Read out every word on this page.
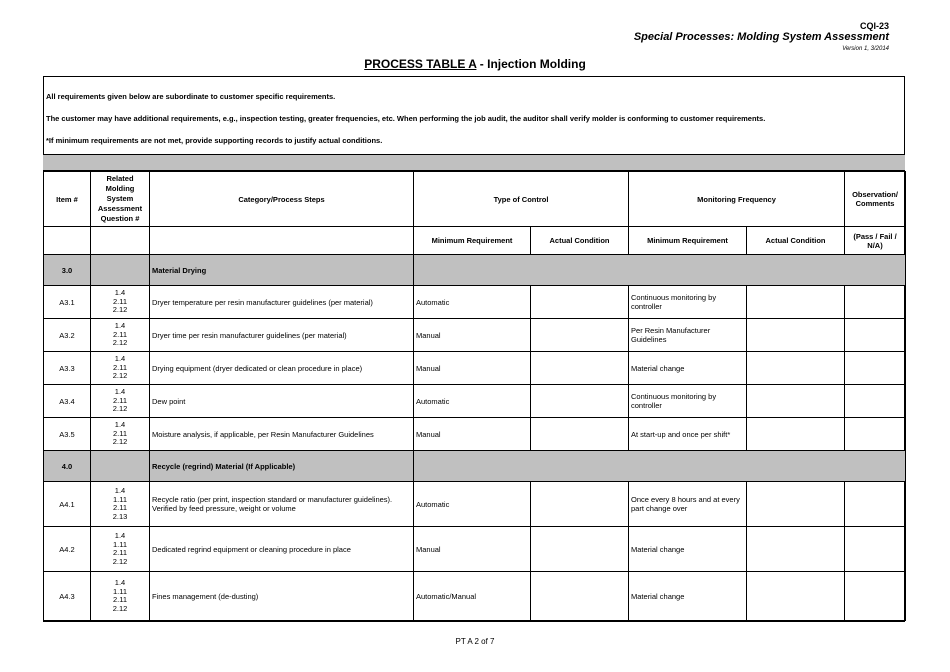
CQI-23
Special Processes: Molding System Assessment
Version 1, 3/2014
PROCESS TABLE A - Injection Molding
All requirements given below are subordinate to customer specific requirements.
The customer may have additional requirements, e.g., inspection testing, greater frequencies, etc. When performing the job audit, the auditor shall verify molder is conforming to customer requirements.
*If minimum requirements are not met, provide supporting records to justify actual conditions.
Item #	Related Molding System Assessment Question #	Category/Process Steps	Type of Control		Monitoring Frequency		Observation/ Comments
			Minimum Requirement	Actual Condition	Minimum Requirement	Actual Condition	(Pass / Fail / N/A)
3.0		Material Drying					
A3.1	1.4
2.11
2.12	Dryer temperature per resin manufacturer guidelines (per material)	Automatic		Continuous monitoring by controller		
A3.2	1.4
2.11
2.12	Dryer time per resin manufacturer guidelines (per material)	Manual		Per Resin Manufacturer Guidelines		
A3.3	1.4
2.11
2.12	Drying equipment (dryer dedicated or clean procedure in place)	Manual		Material change		
A3.4	1.4
2.11
2.12	Dew point	Automatic		Continuous monitoring by controller		
A3.5	1.4
2.11
2.12	Moisture analysis, if applicable, per Resin Manufacturer Guidelines	Manual		At start-up and once per shift*		
4.0		Recycle (regrind) Material (If Applicable)					
A4.1	1.4
1.11
2.11
2.13	Recycle ratio (per print, inspection standard or manufacturer guidelines). Verified by feed pressure, weight or volume	Automatic		Once every 8 hours and at every part change over		
A4.2	1.4
1.11
2.11
2.12	Dedicated regrind equipment or cleaning procedure in place	Manual		Material change		
A4.3	1.4
1.11
2.11
2.12	Fines management (de-dusting)	Automatic/Manual		Material change		
PT A 2 of 7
○ ○ ○ ○ ○
§ Instructions to follow
Write out the listing above again, exactly, but with no pictures in the copy.

§ The completed task
Read out every word on this page.
CQI-23
Special Processes: Molding System Assessment
Version 1, 3/2014
PROCESS TABLE A - Injection Molding
All requirements given below are subordinate to customer specific requirements.
The customer may have additional requirements, e.g., inspection testing, greater frequencies, etc. When performing the job audit, the auditor shall verify molder is conforming to customer requirements.
*If minimum requirements are not met, provide supporting records to justify actual conditions.
Item #	Related Molding System Assessment Question #	Category/Process Steps	Type of Control		Monitoring Frequency		Observation/ Comments
			Minimum Requirement	Actual Condition	Minimum Requirement	Actual Condition	(Pass / Fail / N/A)
3.0		Material Drying					
A3.1	1.4
2.11
2.12	Dryer temperature per resin manufacturer guidelines (per material)	Automatic		Continuous monitoring by controller		
A3.2	1.4
2.11
2.12	Dryer time per resin manufacturer guidelines (per material)	Manual		Per Resin Manufacturer Guidelines		
A3.3	1.4
2.11
2.12	Drying equipment (dryer dedicated or clean procedure in place)	Manual		Material change		
A3.4	1.4
2.11
2.12	Dew point	Automatic		Continuous monitoring by controller		
A3.5	1.4
2.11
2.12	Moisture analysis, if applicable, per Resin Manufacturer Guidelines	Manual		At start-up and once per shift*		
4.0		Recycle (regrind) Material (If Applicable)					
A4.1	1.4
1.11
2.11
2.13	Recycle ratio (per print, inspection standard or manufacturer guidelines). Verified by feed pressure, weight or volume	Automatic		Once every 8 hours and at every part change over		
A4.2	1.4
1.11
2.11
2.12	Dedicated regrind equipment or cleaning procedure in place	Manual		Material change		
A4.3	1.4
1.11
2.11
2.12	Fines management (de-dusting)	Automatic/Manual		Material change		
PT A 2 of 7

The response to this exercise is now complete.